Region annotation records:
_____
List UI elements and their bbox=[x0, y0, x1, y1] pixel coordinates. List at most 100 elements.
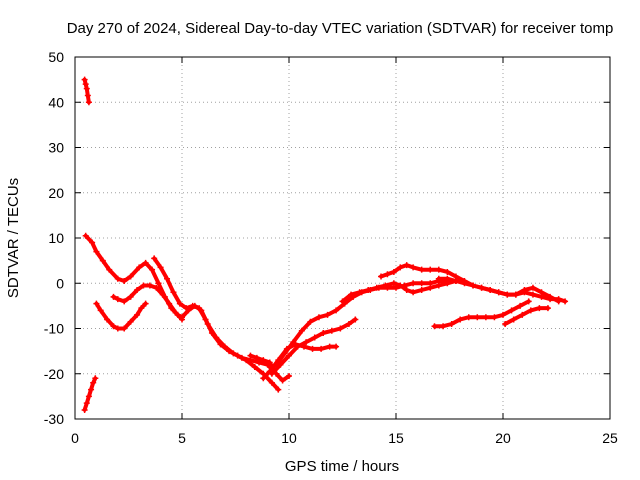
data-point-marker bbox=[517, 302, 524, 309]
gridlines bbox=[75, 57, 610, 419]
data-point-marker bbox=[403, 262, 410, 269]
data-point-marker bbox=[290, 339, 297, 346]
data-point-marker bbox=[90, 379, 97, 386]
data-point-marker bbox=[448, 320, 455, 327]
y-axis-label: SDTVAR / TECUs bbox=[5, 178, 22, 298]
y-tick-label: 10 bbox=[48, 230, 64, 246]
data-point-marker bbox=[127, 318, 134, 325]
data-point-marker bbox=[495, 289, 502, 296]
data-point-marker bbox=[384, 271, 391, 278]
data-point-marker bbox=[142, 300, 149, 307]
series-trace bbox=[152, 256, 281, 392]
series-trace bbox=[94, 301, 148, 331]
data-point-marker bbox=[326, 343, 333, 350]
data-point-marker bbox=[427, 266, 434, 273]
x-tick-labels: 0 5 10 15 20 25 bbox=[71, 430, 618, 446]
data-point-marker bbox=[260, 357, 267, 364]
data-point-marker bbox=[268, 370, 275, 377]
data-point-marker bbox=[157, 264, 164, 271]
data-point-marker bbox=[390, 268, 397, 275]
data-point-marker bbox=[418, 280, 425, 287]
data-point-marker bbox=[508, 307, 515, 314]
data-point-marker bbox=[127, 293, 134, 300]
data-point-marker bbox=[234, 352, 241, 359]
data-point-marker bbox=[149, 266, 156, 273]
data-point-marker bbox=[427, 284, 434, 291]
data-point-marker bbox=[275, 386, 282, 393]
x-tick-label: 5 bbox=[178, 430, 186, 446]
data-point-marker bbox=[83, 400, 90, 407]
data-point-marker bbox=[320, 330, 327, 337]
x-axis-label: GPS time / hours bbox=[285, 458, 399, 475]
data-point-marker bbox=[89, 239, 96, 246]
data-point-marker bbox=[365, 287, 372, 294]
x-tick-label: 10 bbox=[281, 430, 297, 446]
data-point-marker bbox=[251, 363, 258, 370]
axis-ticks bbox=[74, 56, 611, 420]
data-point-marker bbox=[153, 284, 160, 291]
data-point-marker bbox=[303, 339, 310, 346]
data-point-marker bbox=[474, 314, 481, 321]
data-point-marker bbox=[93, 300, 100, 307]
data-point-marker bbox=[146, 282, 153, 289]
data-point-marker bbox=[273, 361, 280, 368]
data-point-marker bbox=[403, 287, 410, 294]
y-tick-label: -10 bbox=[44, 321, 64, 337]
data-point-marker bbox=[82, 81, 89, 88]
data-point-marker bbox=[286, 352, 292, 359]
data-point-marker bbox=[170, 289, 177, 296]
data-point-marker bbox=[382, 282, 389, 289]
data-point-marker bbox=[465, 314, 472, 321]
data-point-marker bbox=[279, 377, 286, 384]
series-arc-6 bbox=[151, 255, 282, 393]
data-point-marker bbox=[166, 300, 173, 307]
data-point-marker bbox=[243, 357, 250, 364]
data-point-marker bbox=[281, 350, 288, 357]
data-point-marker bbox=[138, 305, 145, 312]
data-point-marker bbox=[309, 345, 316, 352]
data-point-marker bbox=[189, 302, 196, 309]
data-point-marker bbox=[521, 287, 528, 294]
x-tick-label: 15 bbox=[388, 430, 404, 446]
data-point-marker bbox=[88, 386, 95, 393]
data-point-marker bbox=[253, 354, 260, 361]
data-point-marker bbox=[337, 325, 344, 332]
data-point-marker bbox=[555, 298, 562, 305]
series-arc-14 bbox=[502, 305, 551, 327]
data-point-marker bbox=[324, 311, 331, 318]
data-point-marker bbox=[260, 375, 267, 382]
data-point-marker bbox=[339, 298, 346, 305]
data-point-marker bbox=[134, 287, 141, 294]
data-point-marker bbox=[529, 291, 536, 298]
x-tick-label: 25 bbox=[602, 430, 618, 446]
data-point-marker bbox=[333, 343, 340, 350]
data-point-marker bbox=[491, 314, 498, 321]
data-point-marker bbox=[352, 316, 359, 323]
data-point-marker bbox=[525, 298, 532, 305]
data-point-marker bbox=[333, 307, 340, 314]
data-point-marker bbox=[155, 280, 162, 287]
series-arc-13 bbox=[431, 298, 532, 330]
data-point-marker bbox=[121, 298, 128, 305]
y-tick-label: -30 bbox=[44, 411, 64, 427]
data-point-marker bbox=[502, 320, 509, 327]
data-point-marker bbox=[92, 375, 99, 382]
data-point-marker bbox=[461, 280, 468, 287]
data-point-marker bbox=[444, 268, 451, 275]
data-point-marker bbox=[457, 316, 464, 323]
series-trace bbox=[274, 279, 458, 367]
series-arc-2 bbox=[81, 375, 99, 413]
data-point-marker bbox=[529, 284, 536, 291]
data-point-marker bbox=[348, 291, 355, 298]
data-point-marker bbox=[311, 334, 318, 341]
data-point-marker bbox=[114, 275, 121, 282]
data-point-marker bbox=[328, 327, 335, 334]
data-point-marker bbox=[202, 316, 209, 323]
y-tick-label: 20 bbox=[48, 185, 64, 201]
data-point-marker bbox=[298, 327, 305, 334]
data-point-marker bbox=[435, 282, 442, 289]
y-tick-label: 0 bbox=[56, 275, 64, 291]
data-point-marker bbox=[159, 291, 166, 298]
data-point-marker bbox=[81, 76, 88, 83]
data-point-marker bbox=[114, 296, 121, 303]
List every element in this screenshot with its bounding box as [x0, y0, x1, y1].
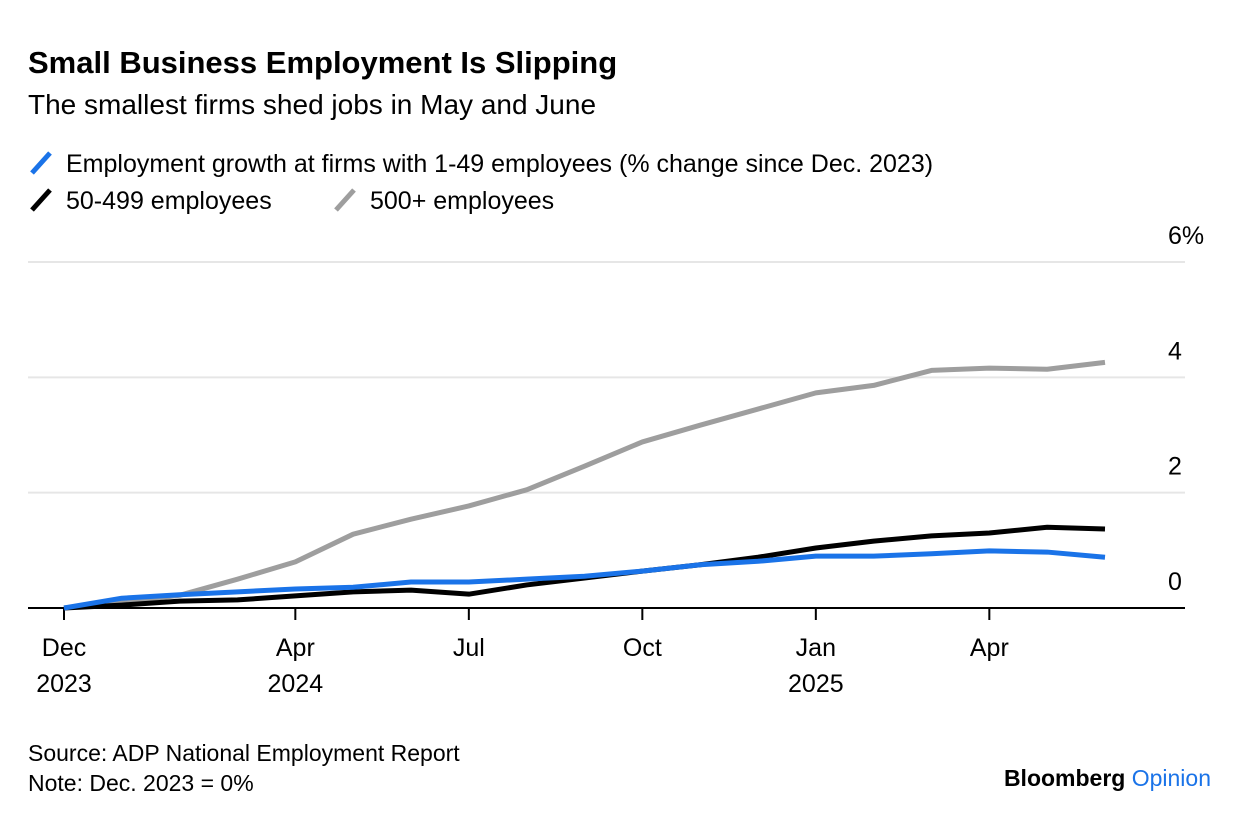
chart-title: Small Business Employment Is Slipping — [28, 45, 617, 80]
x-tick-label: Apr 2024 — [268, 634, 324, 698]
x-tick-label: Jul — [453, 634, 485, 662]
legend-swatch — [30, 188, 52, 212]
source: Source: ADP National Employment Report — [28, 740, 460, 766]
legend-swatch — [334, 188, 356, 212]
note: Note: Dec. 2023 = 0% — [28, 770, 254, 796]
legend-label: 500+ employees — [370, 187, 554, 215]
x-tick-label: Jan 2025 — [788, 634, 844, 698]
y-tick-label: 6% — [1168, 222, 1204, 250]
legend-swatch — [30, 151, 52, 175]
branding: Bloomberg Opinion — [1004, 765, 1211, 791]
brand-name: Bloomberg — [1004, 765, 1125, 791]
legend-label: 50-499 employees — [66, 187, 272, 215]
y-tick-label: 4 — [1168, 337, 1182, 365]
y-tick-label: 2 — [1168, 453, 1182, 481]
x-tick-label: Oct — [623, 634, 662, 662]
brand-section: Opinion — [1132, 765, 1211, 791]
series-line — [63, 524, 1106, 611]
series-line — [63, 548, 1106, 611]
legend-label: Employment growth at firms with 1-49 emp… — [66, 150, 933, 178]
chart-subtitle: The smallest firms shed jobs in May and … — [28, 89, 596, 120]
y-tick-label: 0 — [1168, 568, 1182, 596]
x-tick-label: Dec 2023 — [36, 634, 92, 698]
x-tick-label: Apr — [970, 634, 1009, 662]
series-line — [63, 359, 1106, 611]
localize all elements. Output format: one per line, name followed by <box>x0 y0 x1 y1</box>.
_____
- Stated task: Update all the records so that every "data-point-marker" becomes "data-marker", with nothing else changed. Leave the pictures out of your answer.

- Full output:
List UI elements and their bbox=[x0, y0, x1, y1] pixel coordinates. List at most 100 elements.
data-marker bbox=[517, 302, 524, 309]
gridlines bbox=[75, 57, 610, 419]
data-marker bbox=[403, 262, 410, 269]
data-marker bbox=[290, 339, 297, 346]
data-marker bbox=[90, 379, 97, 386]
data-marker bbox=[448, 320, 455, 327]
y-axis-label: SDTVAR / TECUs bbox=[5, 178, 22, 298]
y-tick-label: 10 bbox=[48, 230, 64, 246]
data-marker bbox=[127, 318, 134, 325]
data-marker bbox=[495, 289, 502, 296]
data-marker bbox=[384, 271, 391, 278]
data-marker bbox=[142, 300, 149, 307]
series-trace bbox=[152, 256, 281, 392]
series-trace bbox=[94, 301, 148, 331]
data-marker bbox=[326, 343, 333, 350]
data-marker bbox=[427, 266, 434, 273]
x-tick-labels: 0 5 10 15 20 25 bbox=[71, 430, 618, 446]
data-marker bbox=[260, 357, 267, 364]
data-marker bbox=[268, 370, 275, 377]
data-marker bbox=[157, 264, 164, 271]
data-marker bbox=[390, 268, 397, 275]
data-marker bbox=[418, 280, 425, 287]
data-marker bbox=[508, 307, 515, 314]
data-marker bbox=[127, 293, 134, 300]
data-marker bbox=[234, 352, 241, 359]
data-marker bbox=[149, 266, 156, 273]
data-marker bbox=[427, 284, 434, 291]
data-marker bbox=[275, 386, 282, 393]
x-tick-label: 5 bbox=[178, 430, 186, 446]
data-marker bbox=[83, 400, 90, 407]
data-marker bbox=[320, 330, 327, 337]
x-axis-label: GPS time / hours bbox=[285, 458, 399, 475]
data-marker bbox=[89, 239, 96, 246]
data-marker bbox=[365, 287, 372, 294]
x-tick-label: 10 bbox=[281, 430, 297, 446]
data-marker bbox=[251, 363, 258, 370]
axis-ticks bbox=[74, 56, 611, 420]
data-marker bbox=[153, 284, 160, 291]
data-marker bbox=[303, 339, 310, 346]
data-marker bbox=[474, 314, 481, 321]
data-marker bbox=[93, 300, 100, 307]
data-marker bbox=[146, 282, 153, 289]
data-marker bbox=[273, 361, 280, 368]
data-marker bbox=[403, 287, 410, 294]
y-tick-label: -10 bbox=[44, 321, 64, 337]
data-marker bbox=[82, 81, 89, 88]
data-marker bbox=[286, 352, 292, 359]
data-marker bbox=[170, 289, 177, 296]
data-marker bbox=[382, 282, 389, 289]
data-marker bbox=[465, 314, 472, 321]
data-marker bbox=[279, 377, 286, 384]
series-arc-6 bbox=[151, 255, 282, 393]
data-marker bbox=[166, 300, 173, 307]
data-marker bbox=[243, 357, 250, 364]
data-marker bbox=[281, 350, 288, 357]
data-marker bbox=[138, 305, 145, 312]
data-marker bbox=[309, 345, 316, 352]
data-marker bbox=[189, 302, 196, 309]
data-marker bbox=[521, 287, 528, 294]
x-tick-label: 15 bbox=[388, 430, 404, 446]
data-marker bbox=[88, 386, 95, 393]
data-marker bbox=[253, 354, 260, 361]
data-marker bbox=[337, 325, 344, 332]
data-marker bbox=[555, 298, 562, 305]
series-arc-14 bbox=[502, 305, 551, 327]
data-marker bbox=[324, 311, 331, 318]
data-marker bbox=[260, 375, 267, 382]
data-marker bbox=[339, 298, 346, 305]
data-marker bbox=[134, 287, 141, 294]
data-marker bbox=[529, 291, 536, 298]
x-tick-label: 25 bbox=[602, 430, 618, 446]
data-marker bbox=[333, 343, 340, 350]
data-marker bbox=[491, 314, 498, 321]
data-marker bbox=[352, 316, 359, 323]
data-marker bbox=[525, 298, 532, 305]
data-marker bbox=[333, 307, 340, 314]
data-marker bbox=[155, 280, 162, 287]
series-arc-13 bbox=[431, 298, 532, 330]
data-marker bbox=[121, 298, 128, 305]
y-tick-label: -30 bbox=[44, 411, 64, 427]
data-marker bbox=[502, 320, 509, 327]
data-marker bbox=[92, 375, 99, 382]
data-marker bbox=[461, 280, 468, 287]
data-marker bbox=[444, 268, 451, 275]
data-marker bbox=[457, 316, 464, 323]
series-trace bbox=[274, 279, 458, 367]
series-arc-2 bbox=[81, 375, 99, 413]
data-marker bbox=[529, 284, 536, 291]
data-marker bbox=[348, 291, 355, 298]
data-marker bbox=[311, 334, 318, 341]
data-marker bbox=[114, 275, 121, 282]
data-marker bbox=[328, 327, 335, 334]
data-marker bbox=[202, 316, 209, 323]
y-tick-label: 20 bbox=[48, 185, 64, 201]
data-marker bbox=[298, 327, 305, 334]
data-marker bbox=[435, 282, 442, 289]
y-tick-label: 0 bbox=[56, 275, 64, 291]
data-marker bbox=[159, 291, 166, 298]
data-marker bbox=[81, 76, 88, 83]
data-marker bbox=[114, 296, 121, 303]
List every element in this screenshot with its bounding box as [x0, y0, x1, y1].
chart-title: Small Business Employment Is Slipping — [28, 45, 617, 80]
x-tick-label: Apr 2024 — [268, 634, 324, 698]
x-tick-label: Jul — [453, 634, 485, 662]
legend-swatch — [30, 188, 52, 212]
source: Source: ADP National Employment Report — [28, 740, 460, 766]
legend-swatch — [334, 188, 356, 212]
note: Note: Dec. 2023 = 0% — [28, 770, 254, 796]
legend-label: 500+ employees — [370, 187, 554, 215]
x-tick-label: Jan 2025 — [788, 634, 844, 698]
y-tick-label: 6% — [1168, 222, 1204, 250]
legend-swatch — [30, 151, 52, 175]
branding: Bloomberg Opinion — [1004, 765, 1211, 791]
brand-name: Bloomberg — [1004, 765, 1125, 791]
legend-label: 50-499 employees — [66, 187, 272, 215]
y-tick-label: 4 — [1168, 337, 1182, 365]
y-tick-label: 2 — [1168, 453, 1182, 481]
x-tick-label: Oct — [623, 634, 662, 662]
brand-section: Opinion — [1132, 765, 1211, 791]
series-line — [63, 524, 1106, 611]
series-line — [63, 548, 1106, 611]
legend-label: Employment growth at firms with 1-49 emp… — [66, 150, 933, 178]
chart-subtitle: The smallest firms shed jobs in May and … — [28, 89, 596, 120]
y-tick-label: 0 — [1168, 568, 1182, 596]
x-tick-label: Dec 2023 — [36, 634, 92, 698]
x-tick-label: Apr — [970, 634, 1009, 662]
series-line — [63, 359, 1106, 611]
localize all elements. Output format: one per line, name followed by <box>x0 y0 x1 y1</box>.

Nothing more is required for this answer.